## WHAT IS ASKED
What follows is a block of records; restate each one word for word.

[Records contained in a dataset]
** start **
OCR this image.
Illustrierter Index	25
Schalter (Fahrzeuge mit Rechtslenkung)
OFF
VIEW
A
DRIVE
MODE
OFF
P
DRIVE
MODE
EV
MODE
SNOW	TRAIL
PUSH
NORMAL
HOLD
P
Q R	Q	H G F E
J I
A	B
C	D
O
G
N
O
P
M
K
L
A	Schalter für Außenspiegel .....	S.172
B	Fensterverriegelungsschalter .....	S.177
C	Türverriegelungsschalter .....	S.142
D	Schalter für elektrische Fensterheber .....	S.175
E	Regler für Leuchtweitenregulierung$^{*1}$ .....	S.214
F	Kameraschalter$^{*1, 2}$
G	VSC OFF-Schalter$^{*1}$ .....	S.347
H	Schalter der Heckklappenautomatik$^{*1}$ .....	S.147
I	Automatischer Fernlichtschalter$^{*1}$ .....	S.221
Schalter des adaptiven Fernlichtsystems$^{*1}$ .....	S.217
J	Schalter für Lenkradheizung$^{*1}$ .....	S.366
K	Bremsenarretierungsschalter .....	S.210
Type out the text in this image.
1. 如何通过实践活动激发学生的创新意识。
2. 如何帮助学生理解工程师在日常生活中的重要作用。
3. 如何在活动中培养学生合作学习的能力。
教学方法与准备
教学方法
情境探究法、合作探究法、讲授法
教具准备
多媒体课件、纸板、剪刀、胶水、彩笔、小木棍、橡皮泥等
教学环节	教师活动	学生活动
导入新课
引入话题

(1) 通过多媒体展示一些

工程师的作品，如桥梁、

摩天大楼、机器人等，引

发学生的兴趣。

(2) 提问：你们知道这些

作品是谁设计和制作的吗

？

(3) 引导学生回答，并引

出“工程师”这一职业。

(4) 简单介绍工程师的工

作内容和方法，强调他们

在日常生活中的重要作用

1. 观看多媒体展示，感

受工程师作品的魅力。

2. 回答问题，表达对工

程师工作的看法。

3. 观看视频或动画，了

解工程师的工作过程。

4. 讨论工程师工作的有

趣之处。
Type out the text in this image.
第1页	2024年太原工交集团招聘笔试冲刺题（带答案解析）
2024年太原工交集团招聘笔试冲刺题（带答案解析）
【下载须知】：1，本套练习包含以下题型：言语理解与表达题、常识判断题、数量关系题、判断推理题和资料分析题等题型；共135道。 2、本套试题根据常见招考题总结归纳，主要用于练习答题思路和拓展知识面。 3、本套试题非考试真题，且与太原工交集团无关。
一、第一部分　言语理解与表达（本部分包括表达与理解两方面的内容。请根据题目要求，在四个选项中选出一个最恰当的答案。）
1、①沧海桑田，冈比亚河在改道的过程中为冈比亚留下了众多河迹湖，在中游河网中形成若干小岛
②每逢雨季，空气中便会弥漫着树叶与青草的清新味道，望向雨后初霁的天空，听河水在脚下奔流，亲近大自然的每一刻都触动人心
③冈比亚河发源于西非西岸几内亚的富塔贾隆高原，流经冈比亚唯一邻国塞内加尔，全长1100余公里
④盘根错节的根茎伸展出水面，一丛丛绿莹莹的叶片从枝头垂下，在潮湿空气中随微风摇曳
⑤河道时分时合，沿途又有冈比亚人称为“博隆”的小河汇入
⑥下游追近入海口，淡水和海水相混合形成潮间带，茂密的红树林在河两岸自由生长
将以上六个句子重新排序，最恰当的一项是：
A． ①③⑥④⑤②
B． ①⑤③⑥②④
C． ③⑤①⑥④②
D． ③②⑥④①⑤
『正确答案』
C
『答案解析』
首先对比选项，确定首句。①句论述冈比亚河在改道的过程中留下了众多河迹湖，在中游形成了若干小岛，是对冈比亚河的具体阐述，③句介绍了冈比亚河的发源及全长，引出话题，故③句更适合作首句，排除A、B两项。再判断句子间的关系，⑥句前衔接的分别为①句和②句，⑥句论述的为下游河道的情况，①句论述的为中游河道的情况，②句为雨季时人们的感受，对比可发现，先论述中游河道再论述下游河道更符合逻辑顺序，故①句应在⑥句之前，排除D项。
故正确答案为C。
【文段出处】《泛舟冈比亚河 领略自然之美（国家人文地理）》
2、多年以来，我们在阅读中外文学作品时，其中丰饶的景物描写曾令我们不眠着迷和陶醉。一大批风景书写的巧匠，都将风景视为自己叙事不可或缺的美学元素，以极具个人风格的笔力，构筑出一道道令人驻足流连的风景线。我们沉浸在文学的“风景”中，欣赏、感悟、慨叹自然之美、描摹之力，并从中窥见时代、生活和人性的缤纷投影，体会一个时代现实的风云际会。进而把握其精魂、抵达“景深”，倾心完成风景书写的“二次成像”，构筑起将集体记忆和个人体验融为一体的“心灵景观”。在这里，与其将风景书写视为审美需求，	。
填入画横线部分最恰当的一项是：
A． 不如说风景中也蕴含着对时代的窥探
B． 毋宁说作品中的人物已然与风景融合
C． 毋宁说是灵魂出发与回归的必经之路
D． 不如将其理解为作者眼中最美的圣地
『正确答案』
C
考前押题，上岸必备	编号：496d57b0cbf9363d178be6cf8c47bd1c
** end **
## PROBLEM SOLUTION
OCR this image.
Illustrierter Index	25
Schalter (Fahrzeuge mit Rechtslenkung)
OFF
VIEW
A
DRIVE
MODE
OFF
P
DRIVE
MODE
EV
MODE
SNOW	TRAIL
PUSH
NORMAL
HOLD
P
Q R	Q	H G F E
J I
A	B
C	D
O
G
N
O
P
M
K
L
A	Schalter für Außenspiegel .....	S.172
B	Fensterverriegelungsschalter .....	S.177
C	Türverriegelungsschalter .....	S.142
D	Schalter für elektrische Fensterheber .....	S.175
E	Regler für Leuchtweitenregulierung$^{*1}$ .....	S.214
F	Kameraschalter$^{*1, 2}$
G	VSC OFF-Schalter$^{*1}$ .....	S.347
H	Schalter der Heckklappenautomatik$^{*1}$ .....	S.147
I	Automatischer Fernlichtschalter$^{*1}$ .....	S.221
Schalter des adaptiven Fernlichtsystems$^{*1}$ .....	S.217
J	Schalter für Lenkradheizung$^{*1}$ .....	S.366
K	Bremsenarretierungsschalter .....	S.210
Type out the text in this image.
1. 如何通过实践活动激发学生的创新意识。
2. 如何帮助学生理解工程师在日常生活中的重要作用。
3. 如何在活动中培养学生合作学习的能力。
教学方法与准备
教学方法
情境探究法、合作探究法、讲授法
教具准备
多媒体课件、纸板、剪刀、胶水、彩笔、小木棍、橡皮泥等
教学环节	教师活动	学生活动
导入新课
引入话题

(1) 通过多媒体展示一些

工程师的作品，如桥梁、

摩天大楼、机器人等，引

发学生的兴趣。

(2) 提问：你们知道这些

作品是谁设计和制作的吗

？

(3) 引导学生回答，并引

出“工程师”这一职业。

(4) 简单介绍工程师的工

作内容和方法，强调他们

在日常生活中的重要作用

1. 观看多媒体展示，感

受工程师作品的魅力。

2. 回答问题，表达对工

程师工作的看法。

3. 观看视频或动画，了

解工程师的工作过程。

4. 讨论工程师工作的有

趣之处。
Type out the text in this image.
第1页	2024年太原工交集团招聘笔试冲刺题（带答案解析）
2024年太原工交集团招聘笔试冲刺题（带答案解析）
【下载须知】：1，本套练习包含以下题型：言语理解与表达题、常识判断题、数量关系题、判断推理题和资料分析题等题型；共135道。 2、本套试题根据常见招考题总结归纳，主要用于练习答题思路和拓展知识面。 3、本套试题非考试真题，且与太原工交集团无关。
一、第一部分　言语理解与表达（本部分包括表达与理解两方面的内容。请根据题目要求，在四个选项中选出一个最恰当的答案。）
1、①沧海桑田，冈比亚河在改道的过程中为冈比亚留下了众多河迹湖，在中游河网中形成若干小岛
②每逢雨季，空气中便会弥漫着树叶与青草的清新味道，望向雨后初霁的天空，听河水在脚下奔流，亲近大自然的每一刻都触动人心
③冈比亚河发源于西非西岸几内亚的富塔贾隆高原，流经冈比亚唯一邻国塞内加尔，全长1100余公里
④盘根错节的根茎伸展出水面，一丛丛绿莹莹的叶片从枝头垂下，在潮湿空气中随微风摇曳
⑤河道时分时合，沿途又有冈比亚人称为“博隆”的小河汇入
⑥下游追近入海口，淡水和海水相混合形成潮间带，茂密的红树林在河两岸自由生长
将以上六个句子重新排序，最恰当的一项是：
A． ①③⑥④⑤②
B． ①⑤③⑥②④
C． ③⑤①⑥④②
D． ③②⑥④①⑤
『正确答案』
C
『答案解析』
首先对比选项，确定首句。①句论述冈比亚河在改道的过程中留下了众多河迹湖，在中游形成了若干小岛，是对冈比亚河的具体阐述，③句介绍了冈比亚河的发源及全长，引出话题，故③句更适合作首句，排除A、B两项。再判断句子间的关系，⑥句前衔接的分别为①句和②句，⑥句论述的为下游河道的情况，①句论述的为中游河道的情况，②句为雨季时人们的感受，对比可发现，先论述中游河道再论述下游河道更符合逻辑顺序，故①句应在⑥句之前，排除D项。
故正确答案为C。
【文段出处】《泛舟冈比亚河 领略自然之美（国家人文地理）》
2、多年以来，我们在阅读中外文学作品时，其中丰饶的景物描写曾令我们不眠着迷和陶醉。一大批风景书写的巧匠，都将风景视为自己叙事不可或缺的美学元素，以极具个人风格的笔力，构筑出一道道令人驻足流连的风景线。我们沉浸在文学的“风景”中，欣赏、感悟、慨叹自然之美、描摹之力，并从中窥见时代、生活和人性的缤纷投影，体会一个时代现实的风云际会。进而把握其精魂、抵达“景深”，倾心完成风景书写的“二次成像”，构筑起将集体记忆和个人体验融为一体的“心灵景观”。在这里，与其将风景书写视为审美需求，	。
填入画横线部分最恰当的一项是：
A． 不如说风景中也蕴含着对时代的窥探
B． 毋宁说作品中的人物已然与风景融合
C． 毋宁说是灵魂出发与回归的必经之路
D． 不如将其理解为作者眼中最美的圣地
『正确答案』
C
考前押题，上岸必备	编号：496d57b0cbf9363d178be6cf8c47bd1c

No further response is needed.